BEGIN

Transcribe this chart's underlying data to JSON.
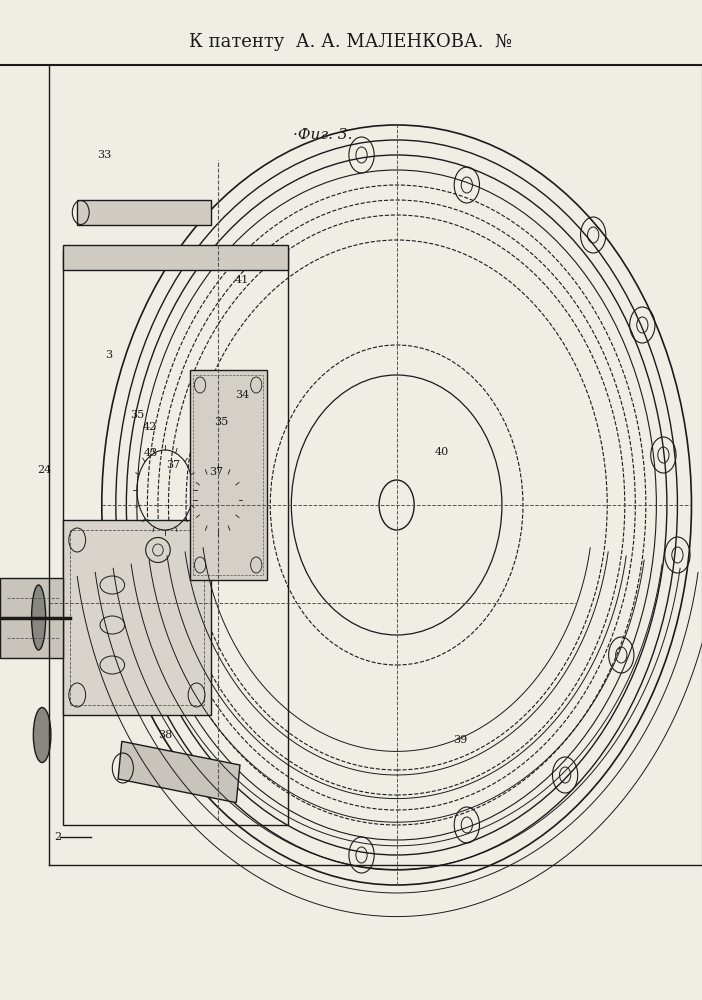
{
  "title_text": "К патенту  А. А. МАЛЕНКОВА.  №",
  "fig_label": "·Фиг. 3.",
  "bg_color": "#f0ede5",
  "line_color": "#1a1a1a",
  "dash_color": "#555555",
  "canvas_xlim": [
    0,
    1
  ],
  "canvas_ylim": [
    0,
    1
  ]
}
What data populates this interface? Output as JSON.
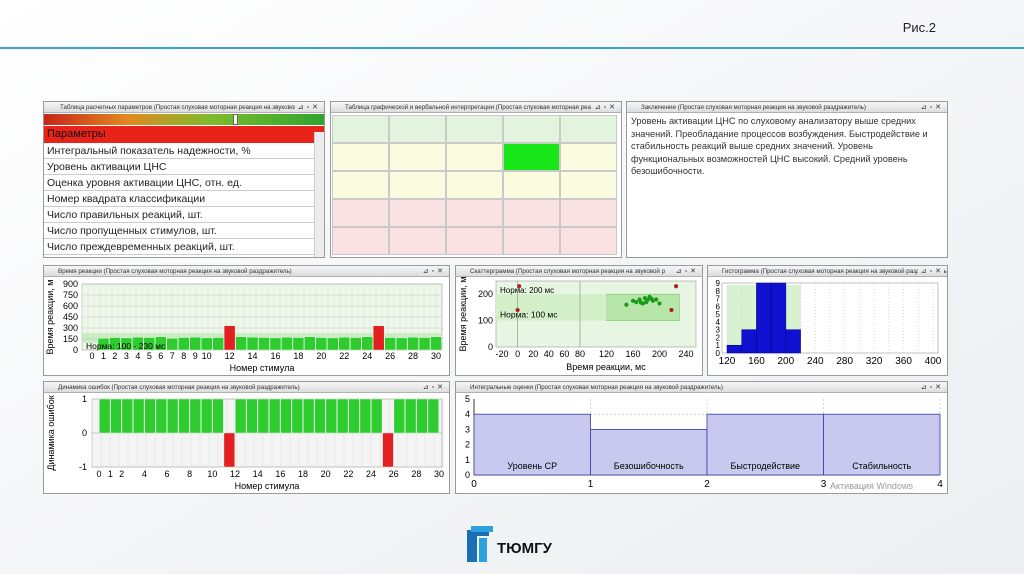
{
  "slide": {
    "number": "Рис.2"
  },
  "panels": {
    "params": {
      "title": "Таблица расчетных параметров (Простая слуховая моторная реакция на звуковой р",
      "header": "Параметры",
      "rows": [
        "Интегральный показатель надежности, %",
        "Уровень активации ЦНС",
        "Оценка уровня активации ЦНС, отн. ед.",
        "Номер квадрата классификации",
        "Число правильных реакций, шт.",
        "Число пропущенных стимулов, шт.",
        "Число преждевременных реакций, шт."
      ]
    },
    "interp": {
      "title": "Таблица графической и вербальной интерпретации (Простая слуховая моторная реа"
    },
    "conclusion": {
      "title": "Заключение (Простая слуховая моторная реакция на звуковой раздражитель)",
      "text": "Уровень активации ЦНС по слуховому анализатору выше средних значений. Преобладание процессов возбуждения. Быстродействие и стабильность реакций выше средних значений. Уровень функциональных возможностей ЦНС высокий. Средний уровень безошибочности."
    },
    "reaction_time": {
      "title": "Время реакции (Простая слуховая моторная реакция на звуковой раздражитель)"
    },
    "scatter": {
      "title": "Скаттерграмма (Простая слуховая моторная реакция на звуковой р"
    },
    "histogram": {
      "title": "Гистограмма (Простая слуховая моторная реакция на звуковой раздражитель)"
    },
    "errors": {
      "title": "Динамика ошибок (Простая слуховая моторная реакция на звуковой раздражитель)"
    },
    "integral": {
      "title": "Интегральные оценки (Простая слуховая моторная реакция на звуковой раздражитель)"
    }
  },
  "buttons": {
    "pin": "⊿",
    "restore": "▫",
    "close": "✕"
  },
  "colors": {
    "accent": "#3aa0d6",
    "green": "#22c322",
    "red": "#e22020",
    "blue": "#1010d0"
  },
  "chart_data": [
    {
      "type": "bar",
      "name": "reaction_time",
      "ylabel": "Время реакции, м",
      "xlabel": "Номер стимула",
      "norm_label": "Норма: 100 - 230 мс",
      "yticks": [
        0,
        150,
        300,
        450,
        600,
        750,
        900
      ],
      "xticks": [
        0,
        1,
        2,
        3,
        4,
        5,
        6,
        7,
        8,
        9,
        10,
        12,
        14,
        16,
        18,
        20,
        22,
        24,
        26,
        28,
        30
      ],
      "ylim": [
        0,
        900
      ],
      "x": [
        1,
        2,
        3,
        4,
        5,
        6,
        7,
        8,
        9,
        10,
        11,
        12,
        13,
        14,
        15,
        16,
        17,
        18,
        19,
        20,
        21,
        22,
        23,
        24,
        25,
        26,
        27,
        28,
        29,
        30
      ],
      "values": [
        160,
        170,
        165,
        175,
        170,
        180,
        160,
        170,
        175,
        165,
        170,
        330,
        180,
        175,
        170,
        165,
        175,
        170,
        180,
        170,
        165,
        175,
        170,
        180,
        330,
        170,
        165,
        175,
        170,
        180
      ],
      "error_marks": [
        12,
        25
      ]
    },
    {
      "type": "scatter",
      "name": "scatter",
      "xlabel": "Время реакции, мс",
      "ylabel": "Время реакции, м",
      "norm_top": "Норма: 200 мс",
      "norm_bottom": "Норма: 100 мс",
      "xticks": [
        -20,
        0,
        20,
        40,
        60,
        80,
        120,
        160,
        200,
        240
      ],
      "yticks": [
        0,
        100,
        200
      ],
      "points": [
        [
          150,
          160
        ],
        [
          160,
          175
        ],
        [
          165,
          170
        ],
        [
          170,
          180
        ],
        [
          175,
          165
        ],
        [
          178,
          185
        ],
        [
          180,
          170
        ],
        [
          185,
          190
        ],
        [
          190,
          175
        ],
        [
          195,
          180
        ],
        [
          200,
          165
        ],
        [
          182,
          178
        ],
        [
          172,
          168
        ],
        [
          188,
          183
        ],
        [
          0,
          140
        ],
        [
          2,
          230
        ],
        [
          218,
          140
        ],
        [
          225,
          230
        ]
      ]
    },
    {
      "type": "bar",
      "name": "histogram",
      "xlabel": "",
      "ylabel": "",
      "yticks": [
        0,
        1,
        2,
        3,
        4,
        5,
        6,
        7,
        8,
        9
      ],
      "xticks": [
        120,
        160,
        200,
        240,
        280,
        320,
        360,
        400
      ],
      "bins": [
        [
          120,
          140,
          1
        ],
        [
          140,
          160,
          3
        ],
        [
          160,
          180,
          9
        ],
        [
          180,
          200,
          9
        ],
        [
          200,
          220,
          3
        ]
      ]
    },
    {
      "type": "bar",
      "name": "errors",
      "ylabel": "Динамика ошибок",
      "xlabel": "Номер стимула",
      "yticks": [
        -1,
        0,
        1
      ],
      "xticks": [
        0,
        1,
        2,
        4,
        6,
        8,
        10,
        12,
        14,
        16,
        18,
        20,
        22,
        24,
        26,
        28,
        30
      ],
      "values": [
        1,
        1,
        1,
        1,
        1,
        1,
        1,
        1,
        1,
        1,
        1,
        -1,
        1,
        1,
        1,
        1,
        1,
        1,
        1,
        1,
        1,
        1,
        1,
        1,
        1,
        -1,
        1,
        1,
        1,
        1
      ]
    },
    {
      "type": "bar",
      "name": "integral",
      "categories": [
        "Уровень СР",
        "Безошибочность",
        "Быстродействие",
        "Стабильность"
      ],
      "values": [
        4,
        3,
        4,
        4
      ],
      "yticks": [
        0,
        1,
        2,
        3,
        4,
        5
      ],
      "xticks": [
        0,
        1,
        2,
        3,
        4
      ]
    }
  ],
  "watermark": "Активация Windows",
  "logo": {
    "text": "ТЮМГУ"
  }
}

END

### Your goal
Print out the material word for word, omitting the pictures.

### The response
Transcribe this chart's underlying data to JSON.
{
  "title_text": "К патенту  А. А. МАЛЕНКОВА.  №",
  "fig_label": "·Фиг. 3.",
  "bg_color": "#f0ede5",
  "line_color": "#1a1a1a",
  "dash_color": "#555555",
  "canvas_xlim": [
    0,
    1
  ],
  "canvas_ylim": [
    0,
    1
  ]
}
What data populates this interface? Output as JSON.
{
  "slide": {
    "number": "Рис.2"
  },
  "panels": {
    "params": {
      "title": "Таблица расчетных параметров (Простая слуховая моторная реакция на звуковой р",
      "header": "Параметры",
      "rows": [
        "Интегральный показатель надежности, %",
        "Уровень активации ЦНС",
        "Оценка уровня активации ЦНС, отн. ед.",
        "Номер квадрата классификации",
        "Число правильных реакций, шт.",
        "Число пропущенных стимулов, шт.",
        "Число преждевременных реакций, шт."
      ]
    },
    "interp": {
      "title": "Таблица графической и вербальной интерпретации (Простая слуховая моторная реа"
    },
    "conclusion": {
      "title": "Заключение (Простая слуховая моторная реакция на звуковой раздражитель)",
      "text": "Уровень активации ЦНС по слуховому анализатору выше средних значений. Преобладание процессов возбуждения. Быстродействие и стабильность реакций выше средних значений. Уровень функциональных возможностей ЦНС высокий. Средний уровень безошибочности."
    },
    "reaction_time": {
      "title": "Время реакции (Простая слуховая моторная реакция на звуковой раздражитель)"
    },
    "scatter": {
      "title": "Скаттерграмма (Простая слуховая моторная реакция на звуковой р"
    },
    "histogram": {
      "title": "Гистограмма (Простая слуховая моторная реакция на звуковой раздражитель)"
    },
    "errors": {
      "title": "Динамика ошибок (Простая слуховая моторная реакция на звуковой раздражитель)"
    },
    "integral": {
      "title": "Интегральные оценки (Простая слуховая моторная реакция на звуковой раздражитель)"
    }
  },
  "buttons": {
    "pin": "⊿",
    "restore": "▫",
    "close": "✕"
  },
  "colors": {
    "accent": "#3aa0d6",
    "green": "#22c322",
    "red": "#e22020",
    "blue": "#1010d0"
  },
  "chart_data": [
    {
      "type": "bar",
      "name": "reaction_time",
      "ylabel": "Время реакции, м",
      "xlabel": "Номер стимула",
      "norm_label": "Норма: 100 - 230 мс",
      "yticks": [
        0,
        150,
        300,
        450,
        600,
        750,
        900
      ],
      "xticks": [
        0,
        1,
        2,
        3,
        4,
        5,
        6,
        7,
        8,
        9,
        10,
        12,
        14,
        16,
        18,
        20,
        22,
        24,
        26,
        28,
        30
      ],
      "ylim": [
        0,
        900
      ],
      "x": [
        1,
        2,
        3,
        4,
        5,
        6,
        7,
        8,
        9,
        10,
        11,
        12,
        13,
        14,
        15,
        16,
        17,
        18,
        19,
        20,
        21,
        22,
        23,
        24,
        25,
        26,
        27,
        28,
        29,
        30
      ],
      "values": [
        160,
        170,
        165,
        175,
        170,
        180,
        160,
        170,
        175,
        165,
        170,
        330,
        180,
        175,
        170,
        165,
        175,
        170,
        180,
        170,
        165,
        175,
        170,
        180,
        330,
        170,
        165,
        175,
        170,
        180
      ],
      "error_marks": [
        12,
        25
      ]
    },
    {
      "type": "scatter",
      "name": "scatter",
      "xlabel": "Время реакции, мс",
      "ylabel": "Время реакции, м",
      "norm_top": "Норма: 200 мс",
      "norm_bottom": "Норма: 100 мс",
      "xticks": [
        -20,
        0,
        20,
        40,
        60,
        80,
        120,
        160,
        200,
        240
      ],
      "yticks": [
        0,
        100,
        200
      ],
      "points": [
        [
          150,
          160
        ],
        [
          160,
          175
        ],
        [
          165,
          170
        ],
        [
          170,
          180
        ],
        [
          175,
          165
        ],
        [
          178,
          185
        ],
        [
          180,
          170
        ],
        [
          185,
          190
        ],
        [
          190,
          175
        ],
        [
          195,
          180
        ],
        [
          200,
          165
        ],
        [
          182,
          178
        ],
        [
          172,
          168
        ],
        [
          188,
          183
        ],
        [
          0,
          140
        ],
        [
          2,
          230
        ],
        [
          218,
          140
        ],
        [
          225,
          230
        ]
      ]
    },
    {
      "type": "bar",
      "name": "histogram",
      "xlabel": "",
      "ylabel": "",
      "yticks": [
        0,
        1,
        2,
        3,
        4,
        5,
        6,
        7,
        8,
        9
      ],
      "xticks": [
        120,
        160,
        200,
        240,
        280,
        320,
        360,
        400
      ],
      "bins": [
        [
          120,
          140,
          1
        ],
        [
          140,
          160,
          3
        ],
        [
          160,
          180,
          9
        ],
        [
          180,
          200,
          9
        ],
        [
          200,
          220,
          3
        ]
      ]
    },
    {
      "type": "bar",
      "name": "errors",
      "ylabel": "Динамика ошибок",
      "xlabel": "Номер стимула",
      "yticks": [
        -1,
        0,
        1
      ],
      "xticks": [
        0,
        1,
        2,
        4,
        6,
        8,
        10,
        12,
        14,
        16,
        18,
        20,
        22,
        24,
        26,
        28,
        30
      ],
      "values": [
        1,
        1,
        1,
        1,
        1,
        1,
        1,
        1,
        1,
        1,
        1,
        -1,
        1,
        1,
        1,
        1,
        1,
        1,
        1,
        1,
        1,
        1,
        1,
        1,
        1,
        -1,
        1,
        1,
        1,
        1
      ]
    },
    {
      "type": "bar",
      "name": "integral",
      "categories": [
        "Уровень СР",
        "Безошибочность",
        "Быстродействие",
        "Стабильность"
      ],
      "values": [
        4,
        3,
        4,
        4
      ],
      "yticks": [
        0,
        1,
        2,
        3,
        4,
        5
      ],
      "xticks": [
        0,
        1,
        2,
        3,
        4
      ]
    }
  ],
  "watermark": "Активация Windows",
  "logo": {
    "text": "ТЮМГУ"
  }
}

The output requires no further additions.